The camera 116 can be controlled, e.g., by adjusting the PTZ (pan tilt zoom) of the camera 116 to point in the adjusted direction to continue capture video or images of the sound source after movement of the mobile platform.
Additionally, the microphone array 108 may be used to pick up audio information from a specified direction that is used for applications other than telephone or video-telephony type applications. For example, the audio information may simply be recorded and stored. Alternatively, the audio information or may be translated in real-time or near real-time, e.g., either by the mobile platform 100 itself or by transmitting the audio information to a separate device, such as a server, via transceiver 112, where the audio information is translated and transmitted back to the mobile platform 100 and received by transceiver 112, such as Jibbigo by Mobile Technologies, LLC.
The mobile platform 100 further includes a user interface 160 that may include, e.g., a speaker 104, and loud speakers 106L and 106R, as well as a display 102, which may be, e.g., an LCD (liquid crystal display) technology, or LPD (light emitting polymer display) technology, and may include a means for detecting a touch of the display, such as the capacitive or resistive touch sensors. The user interface 160 may further include a keypad 162 or other input device through which the user can input information into the mobile platform 100. If desired, the keypad 162 may be obviated by integrating a virtual keypad into the display 102 with a touch sensor. The user interface 160 also includes one or more of the microphones in the microphone array 108, such as microphone 108B shown in
The mobile platform 100 includes a control unit 150 that is connected to accept and process data from the orientation sensors 110, microphone array 108, transceiver 112, cameras 114, 116 and the user interface 160. The control unit 150 also controls the operation of the devices, including the microphone array 108, and thus, serves as a means for implementing beamforming and using movement detected by the orientation sensors to adjust the beamforming to continue to implement beamforming in the direction of the sound source after the mobile platform has moved with respect to the sound source. The control unit 150 may be provided by a processor 152 and associated memory 154, hardware 156, software 158, and firmware 157. The control unit 150 includes a means for implementing beamforming, which is illustrated as a microphone array controller 192, and a means for measuring movement of the mobile platform, illustrated as the orientation sensor controller 194. Where the movement is determined based on a reference-angle-of-arrival generated from a stationary noise-source, the microphone array controller 192 may be used to determine movement. The microphone array controller 192 and orientation sensor controller 194 may be implanted in the processor 152, hardware 156, firmware 157, or software 158, i.e., computer readable media stored in memory 154 and executed by processor 152, or a combination thereof, but are illustrated separately for clarity.

- _Exercise instructions_: Transcribe the passage on the mobile platform's microphone array from "Additionally, the microphone" to "Mobile Technologies, LLC.", keeping every word and mark as it stands.

- _Data excerpt_:

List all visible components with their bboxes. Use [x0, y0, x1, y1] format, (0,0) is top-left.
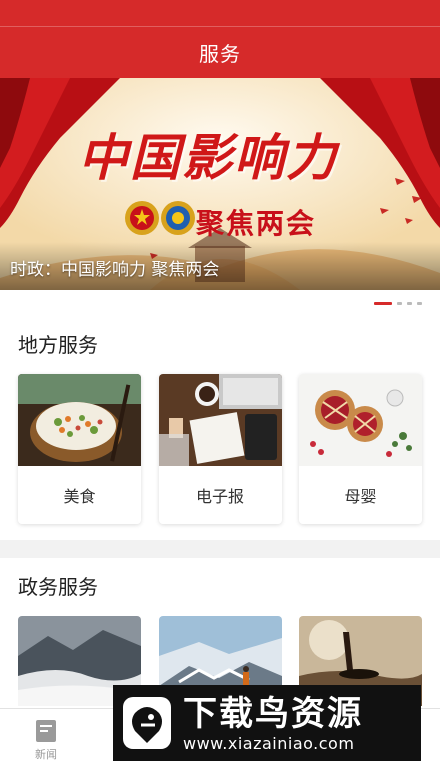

- _Task response_:
Additionally, the microphone array 108 may be used to pick up audio information from a specified direction that is used for applications other than telephone or video-telephony type applications. For example, the audio information may simply be recorded and stored. Alternatively, the audio information or may be translated in real-time or near real-time, e.g., either by the mobile platform 100 itself or by transmitting the audio information to a separate device, such as a server, via transceiver 112, where the audio information is translated and transmitted back to the mobile platform 100 and received by transceiver 112, such as Jibbigo by Mobile Technologies, LLC.